> Do this
Locate all lines with the word "Güneydoğu" and copy them out.

* start Record set *

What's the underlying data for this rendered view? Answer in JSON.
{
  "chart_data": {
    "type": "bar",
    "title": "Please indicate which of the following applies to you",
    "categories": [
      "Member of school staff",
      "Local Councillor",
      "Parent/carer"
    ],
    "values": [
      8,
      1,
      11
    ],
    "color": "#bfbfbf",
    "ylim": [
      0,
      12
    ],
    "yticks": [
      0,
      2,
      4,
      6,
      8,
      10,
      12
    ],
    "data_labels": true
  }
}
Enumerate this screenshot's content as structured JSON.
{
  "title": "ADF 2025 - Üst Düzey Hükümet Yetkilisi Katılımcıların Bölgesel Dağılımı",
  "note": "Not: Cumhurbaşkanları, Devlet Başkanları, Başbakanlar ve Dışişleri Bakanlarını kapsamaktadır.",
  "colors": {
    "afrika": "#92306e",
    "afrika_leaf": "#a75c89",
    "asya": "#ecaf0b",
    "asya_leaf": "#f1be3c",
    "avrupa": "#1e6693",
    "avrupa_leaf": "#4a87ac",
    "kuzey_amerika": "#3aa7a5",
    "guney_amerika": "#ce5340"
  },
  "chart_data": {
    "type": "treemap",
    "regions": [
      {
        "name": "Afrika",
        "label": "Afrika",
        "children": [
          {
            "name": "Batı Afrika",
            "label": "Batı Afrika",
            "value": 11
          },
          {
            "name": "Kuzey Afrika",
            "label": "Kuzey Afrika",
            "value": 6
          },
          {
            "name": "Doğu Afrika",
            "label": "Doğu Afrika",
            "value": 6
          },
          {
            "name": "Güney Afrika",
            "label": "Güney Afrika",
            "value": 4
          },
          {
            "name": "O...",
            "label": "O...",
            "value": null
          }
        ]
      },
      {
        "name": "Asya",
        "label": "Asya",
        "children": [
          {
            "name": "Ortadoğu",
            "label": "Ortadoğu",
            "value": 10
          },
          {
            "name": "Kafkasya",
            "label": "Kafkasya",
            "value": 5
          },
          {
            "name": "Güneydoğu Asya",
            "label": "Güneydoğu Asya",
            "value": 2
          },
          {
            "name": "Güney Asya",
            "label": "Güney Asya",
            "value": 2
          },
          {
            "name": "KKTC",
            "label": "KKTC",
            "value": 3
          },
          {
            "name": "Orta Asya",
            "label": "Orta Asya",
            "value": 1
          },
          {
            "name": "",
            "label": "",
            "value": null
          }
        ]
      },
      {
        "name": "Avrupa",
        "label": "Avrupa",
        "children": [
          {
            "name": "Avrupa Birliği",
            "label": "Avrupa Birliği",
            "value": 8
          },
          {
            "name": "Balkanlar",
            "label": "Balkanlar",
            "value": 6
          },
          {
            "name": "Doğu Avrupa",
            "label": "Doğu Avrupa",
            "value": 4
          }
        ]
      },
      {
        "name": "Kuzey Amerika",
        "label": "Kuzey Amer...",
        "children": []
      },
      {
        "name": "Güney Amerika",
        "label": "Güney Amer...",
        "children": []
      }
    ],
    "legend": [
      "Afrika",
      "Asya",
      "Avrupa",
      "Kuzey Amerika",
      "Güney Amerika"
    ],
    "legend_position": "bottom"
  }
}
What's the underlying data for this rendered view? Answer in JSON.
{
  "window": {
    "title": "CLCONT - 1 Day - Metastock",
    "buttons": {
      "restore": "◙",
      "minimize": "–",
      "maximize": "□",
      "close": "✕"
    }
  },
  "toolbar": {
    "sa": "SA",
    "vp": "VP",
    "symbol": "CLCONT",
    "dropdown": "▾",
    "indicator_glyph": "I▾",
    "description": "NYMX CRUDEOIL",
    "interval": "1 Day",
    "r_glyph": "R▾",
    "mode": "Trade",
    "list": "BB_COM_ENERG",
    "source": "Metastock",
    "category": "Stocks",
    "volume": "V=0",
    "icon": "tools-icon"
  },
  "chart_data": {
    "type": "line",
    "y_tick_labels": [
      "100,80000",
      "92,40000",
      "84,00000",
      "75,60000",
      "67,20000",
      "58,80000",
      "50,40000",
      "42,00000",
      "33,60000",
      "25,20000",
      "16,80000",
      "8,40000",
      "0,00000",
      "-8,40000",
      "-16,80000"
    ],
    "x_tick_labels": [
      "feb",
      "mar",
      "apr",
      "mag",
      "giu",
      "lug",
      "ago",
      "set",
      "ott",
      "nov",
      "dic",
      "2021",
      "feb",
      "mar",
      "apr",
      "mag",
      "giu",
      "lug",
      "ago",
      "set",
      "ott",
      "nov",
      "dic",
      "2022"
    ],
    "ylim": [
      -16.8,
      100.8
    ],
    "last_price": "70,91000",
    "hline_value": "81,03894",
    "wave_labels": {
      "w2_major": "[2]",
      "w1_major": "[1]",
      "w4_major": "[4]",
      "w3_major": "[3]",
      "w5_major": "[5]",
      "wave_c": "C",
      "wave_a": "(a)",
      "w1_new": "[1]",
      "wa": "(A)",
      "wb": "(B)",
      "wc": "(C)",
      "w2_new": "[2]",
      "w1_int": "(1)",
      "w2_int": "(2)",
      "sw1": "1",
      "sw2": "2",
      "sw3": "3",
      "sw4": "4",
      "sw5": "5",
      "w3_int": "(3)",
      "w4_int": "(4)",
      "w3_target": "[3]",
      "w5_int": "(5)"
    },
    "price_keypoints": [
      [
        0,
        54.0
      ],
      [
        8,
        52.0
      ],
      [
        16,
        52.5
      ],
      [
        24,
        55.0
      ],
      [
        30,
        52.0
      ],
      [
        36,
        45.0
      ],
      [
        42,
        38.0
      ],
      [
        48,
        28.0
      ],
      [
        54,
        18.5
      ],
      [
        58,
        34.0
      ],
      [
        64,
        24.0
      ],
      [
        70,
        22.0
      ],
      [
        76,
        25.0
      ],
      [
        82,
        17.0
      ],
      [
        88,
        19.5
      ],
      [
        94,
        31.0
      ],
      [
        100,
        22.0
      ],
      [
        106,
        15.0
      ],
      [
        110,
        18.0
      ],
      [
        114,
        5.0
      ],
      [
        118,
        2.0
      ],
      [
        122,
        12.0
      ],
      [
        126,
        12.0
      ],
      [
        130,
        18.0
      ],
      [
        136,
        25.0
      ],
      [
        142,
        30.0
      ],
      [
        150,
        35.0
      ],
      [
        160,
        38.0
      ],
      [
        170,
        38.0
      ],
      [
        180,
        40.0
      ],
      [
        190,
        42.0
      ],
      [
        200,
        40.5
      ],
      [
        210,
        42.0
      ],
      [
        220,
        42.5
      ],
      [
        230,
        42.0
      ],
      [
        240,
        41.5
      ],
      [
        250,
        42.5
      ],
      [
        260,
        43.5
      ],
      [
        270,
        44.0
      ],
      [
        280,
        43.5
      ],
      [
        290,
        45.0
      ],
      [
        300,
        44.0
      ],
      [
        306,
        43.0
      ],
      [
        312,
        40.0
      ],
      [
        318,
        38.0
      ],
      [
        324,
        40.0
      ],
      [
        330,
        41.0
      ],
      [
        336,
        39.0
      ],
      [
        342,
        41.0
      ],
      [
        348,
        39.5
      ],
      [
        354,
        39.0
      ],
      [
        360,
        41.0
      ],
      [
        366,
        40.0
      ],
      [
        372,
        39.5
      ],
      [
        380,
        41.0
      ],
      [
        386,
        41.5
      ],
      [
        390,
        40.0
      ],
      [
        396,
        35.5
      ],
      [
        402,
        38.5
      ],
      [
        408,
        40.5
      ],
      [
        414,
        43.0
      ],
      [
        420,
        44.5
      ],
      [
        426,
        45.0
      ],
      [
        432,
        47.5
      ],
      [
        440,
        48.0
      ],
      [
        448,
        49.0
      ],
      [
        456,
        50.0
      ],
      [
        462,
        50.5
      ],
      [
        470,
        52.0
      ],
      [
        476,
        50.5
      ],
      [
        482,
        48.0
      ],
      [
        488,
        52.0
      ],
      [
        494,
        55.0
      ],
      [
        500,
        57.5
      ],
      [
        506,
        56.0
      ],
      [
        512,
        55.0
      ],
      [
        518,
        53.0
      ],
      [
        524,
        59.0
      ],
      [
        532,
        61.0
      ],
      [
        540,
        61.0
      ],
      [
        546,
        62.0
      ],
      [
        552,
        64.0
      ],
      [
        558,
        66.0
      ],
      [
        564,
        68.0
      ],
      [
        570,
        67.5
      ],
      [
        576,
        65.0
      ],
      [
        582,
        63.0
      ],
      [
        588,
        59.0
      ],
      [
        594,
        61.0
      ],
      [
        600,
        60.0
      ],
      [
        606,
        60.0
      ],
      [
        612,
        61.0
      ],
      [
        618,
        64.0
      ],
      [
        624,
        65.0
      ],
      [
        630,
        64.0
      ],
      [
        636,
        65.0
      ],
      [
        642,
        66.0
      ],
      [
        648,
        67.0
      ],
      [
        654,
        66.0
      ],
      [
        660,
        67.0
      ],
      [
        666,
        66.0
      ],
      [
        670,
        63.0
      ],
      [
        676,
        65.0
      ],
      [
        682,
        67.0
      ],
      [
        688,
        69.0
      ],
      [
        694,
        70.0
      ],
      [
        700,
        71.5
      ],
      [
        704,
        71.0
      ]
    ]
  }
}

* end Record set *

> The solution
            "name": "Güneydoğu Asya",
            "label": "Güneydoğu Asya",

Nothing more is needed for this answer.